_Task goal_: Below is a set of records; restate each one word for word.

_Task input_:
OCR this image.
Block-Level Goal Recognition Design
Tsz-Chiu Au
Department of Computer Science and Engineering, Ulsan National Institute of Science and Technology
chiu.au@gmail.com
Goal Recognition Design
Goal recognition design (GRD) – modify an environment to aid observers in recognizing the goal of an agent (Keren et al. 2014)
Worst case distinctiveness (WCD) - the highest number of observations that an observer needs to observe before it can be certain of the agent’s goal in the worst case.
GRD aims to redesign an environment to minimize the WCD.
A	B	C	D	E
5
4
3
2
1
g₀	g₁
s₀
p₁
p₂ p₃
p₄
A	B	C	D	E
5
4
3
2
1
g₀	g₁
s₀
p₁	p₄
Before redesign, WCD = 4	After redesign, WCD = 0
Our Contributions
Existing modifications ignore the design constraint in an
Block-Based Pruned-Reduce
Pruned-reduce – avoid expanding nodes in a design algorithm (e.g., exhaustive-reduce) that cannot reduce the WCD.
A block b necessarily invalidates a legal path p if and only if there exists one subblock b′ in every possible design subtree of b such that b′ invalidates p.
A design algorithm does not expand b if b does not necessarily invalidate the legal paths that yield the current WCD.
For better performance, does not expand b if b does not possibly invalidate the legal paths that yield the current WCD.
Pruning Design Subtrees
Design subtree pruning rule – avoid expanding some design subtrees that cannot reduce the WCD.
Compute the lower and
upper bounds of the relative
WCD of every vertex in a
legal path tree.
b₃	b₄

_Result of the task_:
OCR this image.
Block-Level Goal Recognition Design
Tsz-Chiu Au
Department of Computer Science and Engineering, Ulsan National Institute of Science and Technology
chiu.au@gmail.com
Goal Recognition Design
Goal recognition design (GRD) – modify an environment to aid observers in recognizing the goal of an agent (Keren et al. 2014)
Worst case distinctiveness (WCD) - the highest number of observations that an observer needs to observe before it can be certain of the agent’s goal in the worst case.
GRD aims to redesign an environment to minimize the WCD.
A	B	C	D	E
5
4
3
2
1
g₀	g₁
s₀
p₁
p₂ p₃
p₄
A	B	C	D	E
5
4
3
2
1
g₀	g₁
s₀
p₁	p₄
Before redesign, WCD = 4	After redesign, WCD = 0
Our Contributions
Existing modifications ignore the design constraint in an
Block-Based Pruned-Reduce
Pruned-reduce – avoid expanding nodes in a design algorithm (e.g., exhaustive-reduce) that cannot reduce the WCD.
A block b necessarily invalidates a legal path p if and only if there exists one subblock b′ in every possible design subtree of b such that b′ invalidates p.
A design algorithm does not expand b if b does not necessarily invalidate the legal paths that yield the current WCD.
For better performance, does not expand b if b does not possibly invalidate the legal paths that yield the current WCD.
Pruning Design Subtrees
Design subtree pruning rule – avoid expanding some design subtrees that cannot reduce the WCD.
Compute the lower and
upper bounds of the relative
WCD of every vertex in a
legal path tree.
b₃	b₄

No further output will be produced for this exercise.